» **Task directions**: Quote every line from the one containing "bar-monday-0 xyxy=(113,753,134,825)" down to the one containing "bar-tuesday-10 xyxy=(771,301,792,825)", with both of those lines included.

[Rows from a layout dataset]

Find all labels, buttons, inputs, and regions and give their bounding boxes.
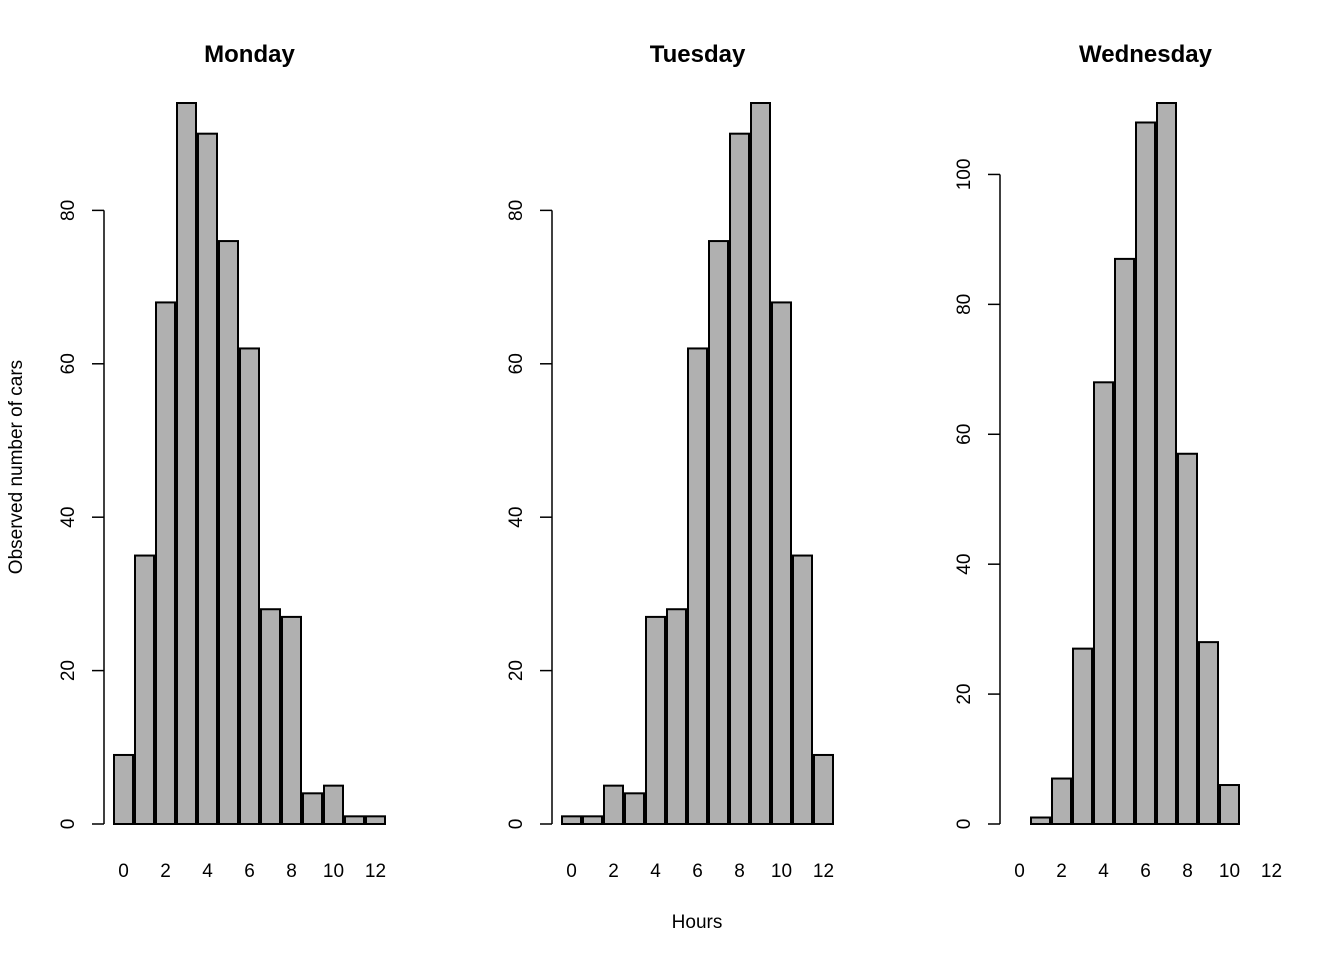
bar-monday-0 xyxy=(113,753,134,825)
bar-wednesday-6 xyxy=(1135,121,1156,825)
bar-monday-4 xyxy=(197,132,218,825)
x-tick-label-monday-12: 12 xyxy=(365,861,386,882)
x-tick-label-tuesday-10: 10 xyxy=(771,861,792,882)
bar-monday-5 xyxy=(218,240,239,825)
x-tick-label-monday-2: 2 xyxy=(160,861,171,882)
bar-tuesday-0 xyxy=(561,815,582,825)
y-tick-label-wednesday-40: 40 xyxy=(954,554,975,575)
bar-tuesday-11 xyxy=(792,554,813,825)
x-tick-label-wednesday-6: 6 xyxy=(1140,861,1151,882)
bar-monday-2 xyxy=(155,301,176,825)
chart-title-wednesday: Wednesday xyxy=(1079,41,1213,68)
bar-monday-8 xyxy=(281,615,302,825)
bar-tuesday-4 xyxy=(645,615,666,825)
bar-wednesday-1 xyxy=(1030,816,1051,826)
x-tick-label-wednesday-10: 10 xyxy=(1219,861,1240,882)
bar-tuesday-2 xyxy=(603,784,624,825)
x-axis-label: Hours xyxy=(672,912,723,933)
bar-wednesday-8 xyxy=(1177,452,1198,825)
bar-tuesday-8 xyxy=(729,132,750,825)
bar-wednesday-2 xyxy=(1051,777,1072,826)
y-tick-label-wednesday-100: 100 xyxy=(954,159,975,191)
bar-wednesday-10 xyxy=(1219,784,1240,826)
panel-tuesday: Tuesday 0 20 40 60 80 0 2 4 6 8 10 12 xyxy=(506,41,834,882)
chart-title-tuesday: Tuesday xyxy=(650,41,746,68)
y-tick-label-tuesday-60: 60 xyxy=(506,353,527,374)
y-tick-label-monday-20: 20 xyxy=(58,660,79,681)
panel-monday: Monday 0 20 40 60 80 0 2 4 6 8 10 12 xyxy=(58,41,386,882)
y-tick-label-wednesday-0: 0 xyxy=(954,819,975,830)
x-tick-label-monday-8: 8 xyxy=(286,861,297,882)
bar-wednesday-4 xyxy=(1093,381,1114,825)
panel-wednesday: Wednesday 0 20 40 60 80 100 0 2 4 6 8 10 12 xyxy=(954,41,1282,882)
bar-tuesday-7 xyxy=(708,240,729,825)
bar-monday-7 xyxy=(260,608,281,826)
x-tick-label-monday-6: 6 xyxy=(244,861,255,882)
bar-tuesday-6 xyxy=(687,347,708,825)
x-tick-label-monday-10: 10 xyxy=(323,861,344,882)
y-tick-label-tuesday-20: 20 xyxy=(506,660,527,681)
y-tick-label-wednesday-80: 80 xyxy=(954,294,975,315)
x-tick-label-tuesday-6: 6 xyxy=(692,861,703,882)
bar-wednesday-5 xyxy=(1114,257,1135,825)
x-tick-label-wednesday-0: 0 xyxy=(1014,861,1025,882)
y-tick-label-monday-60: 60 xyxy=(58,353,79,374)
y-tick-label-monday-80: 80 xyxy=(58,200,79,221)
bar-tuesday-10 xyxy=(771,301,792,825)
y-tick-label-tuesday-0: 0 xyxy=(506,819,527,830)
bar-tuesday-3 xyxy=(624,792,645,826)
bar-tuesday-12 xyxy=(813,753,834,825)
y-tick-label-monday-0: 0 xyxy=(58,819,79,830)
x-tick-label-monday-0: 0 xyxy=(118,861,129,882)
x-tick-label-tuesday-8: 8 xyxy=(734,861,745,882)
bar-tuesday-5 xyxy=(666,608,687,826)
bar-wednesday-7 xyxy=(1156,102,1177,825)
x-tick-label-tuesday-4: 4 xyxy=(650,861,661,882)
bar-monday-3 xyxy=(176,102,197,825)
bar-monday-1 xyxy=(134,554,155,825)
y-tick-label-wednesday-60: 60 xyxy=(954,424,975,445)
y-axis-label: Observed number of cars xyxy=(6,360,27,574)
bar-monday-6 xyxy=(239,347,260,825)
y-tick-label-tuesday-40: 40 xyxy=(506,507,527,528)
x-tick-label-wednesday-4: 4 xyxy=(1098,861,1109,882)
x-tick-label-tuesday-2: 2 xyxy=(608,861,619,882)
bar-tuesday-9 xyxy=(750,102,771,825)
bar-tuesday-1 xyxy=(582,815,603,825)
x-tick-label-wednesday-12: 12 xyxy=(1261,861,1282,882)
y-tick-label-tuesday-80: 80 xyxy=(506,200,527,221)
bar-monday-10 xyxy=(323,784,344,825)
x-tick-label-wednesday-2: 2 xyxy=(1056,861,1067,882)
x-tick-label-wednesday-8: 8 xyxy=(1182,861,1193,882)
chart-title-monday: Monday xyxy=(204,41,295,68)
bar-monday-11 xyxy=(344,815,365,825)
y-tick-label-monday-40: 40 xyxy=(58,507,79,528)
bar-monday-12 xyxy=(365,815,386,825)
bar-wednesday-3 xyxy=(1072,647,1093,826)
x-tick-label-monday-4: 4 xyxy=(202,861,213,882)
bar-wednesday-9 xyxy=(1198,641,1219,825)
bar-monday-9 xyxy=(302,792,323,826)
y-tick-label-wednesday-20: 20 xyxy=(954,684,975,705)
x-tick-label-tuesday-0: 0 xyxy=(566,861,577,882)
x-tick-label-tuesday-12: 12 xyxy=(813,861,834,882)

» **Result of the task**:
bar-monday-0 xyxy=(113,753,134,825)
bar-wednesday-6 xyxy=(1135,121,1156,825)
bar-monday-4 xyxy=(197,132,218,825)
x-tick-label-monday-12: 12 xyxy=(365,861,386,882)
x-tick-label-tuesday-10: 10 xyxy=(771,861,792,882)
bar-monday-5 xyxy=(218,240,239,825)
x-tick-label-monday-2: 2 xyxy=(160,861,171,882)
bar-tuesday-0 xyxy=(561,815,582,825)
y-tick-label-wednesday-40: 40 xyxy=(954,554,975,575)
bar-tuesday-11 xyxy=(792,554,813,825)
x-tick-label-wednesday-6: 6 xyxy=(1140,861,1151,882)
bar-monday-2 xyxy=(155,301,176,825)
chart-title-wednesday: Wednesday xyxy=(1079,41,1213,68)
bar-monday-8 xyxy=(281,615,302,825)
bar-tuesday-4 xyxy=(645,615,666,825)
bar-wednesday-1 xyxy=(1030,816,1051,826)
x-tick-label-wednesday-10: 10 xyxy=(1219,861,1240,882)
bar-tuesday-2 xyxy=(603,784,624,825)
x-axis-label: Hours xyxy=(672,912,723,933)
bar-wednesday-8 xyxy=(1177,452,1198,825)
bar-tuesday-8 xyxy=(729,132,750,825)
bar-wednesday-2 xyxy=(1051,777,1072,826)
y-tick-label-wednesday-100: 100 xyxy=(954,159,975,191)
bar-wednesday-10 xyxy=(1219,784,1240,826)
panel-tuesday: Tuesday 0 20 40 60 80 0 2 4 6 8 10 12 xyxy=(506,41,834,882)
chart-title-tuesday: Tuesday xyxy=(650,41,746,68)
y-tick-label-tuesday-60: 60 xyxy=(506,353,527,374)
y-tick-label-monday-20: 20 xyxy=(58,660,79,681)
panel-monday: Monday 0 20 40 60 80 0 2 4 6 8 10 12 xyxy=(58,41,386,882)
y-tick-label-wednesday-0: 0 xyxy=(954,819,975,830)
x-tick-label-monday-8: 8 xyxy=(286,861,297,882)
bar-wednesday-4 xyxy=(1093,381,1114,825)
panel-wednesday: Wednesday 0 20 40 60 80 100 0 2 4 6 8 10 12 xyxy=(954,41,1282,882)
bar-tuesday-7 xyxy=(708,240,729,825)
bar-monday-7 xyxy=(260,608,281,826)
x-tick-label-monday-6: 6 xyxy=(244,861,255,882)
bar-tuesday-6 xyxy=(687,347,708,825)
x-tick-label-monday-10: 10 xyxy=(323,861,344,882)
y-tick-label-tuesday-20: 20 xyxy=(506,660,527,681)
y-tick-label-wednesday-80: 80 xyxy=(954,294,975,315)
x-tick-label-tuesday-6: 6 xyxy=(692,861,703,882)
bar-wednesday-5 xyxy=(1114,257,1135,825)
x-tick-label-wednesday-0: 0 xyxy=(1014,861,1025,882)
y-tick-label-monday-60: 60 xyxy=(58,353,79,374)
y-tick-label-monday-80: 80 xyxy=(58,200,79,221)
bar-tuesday-10 xyxy=(771,301,792,825)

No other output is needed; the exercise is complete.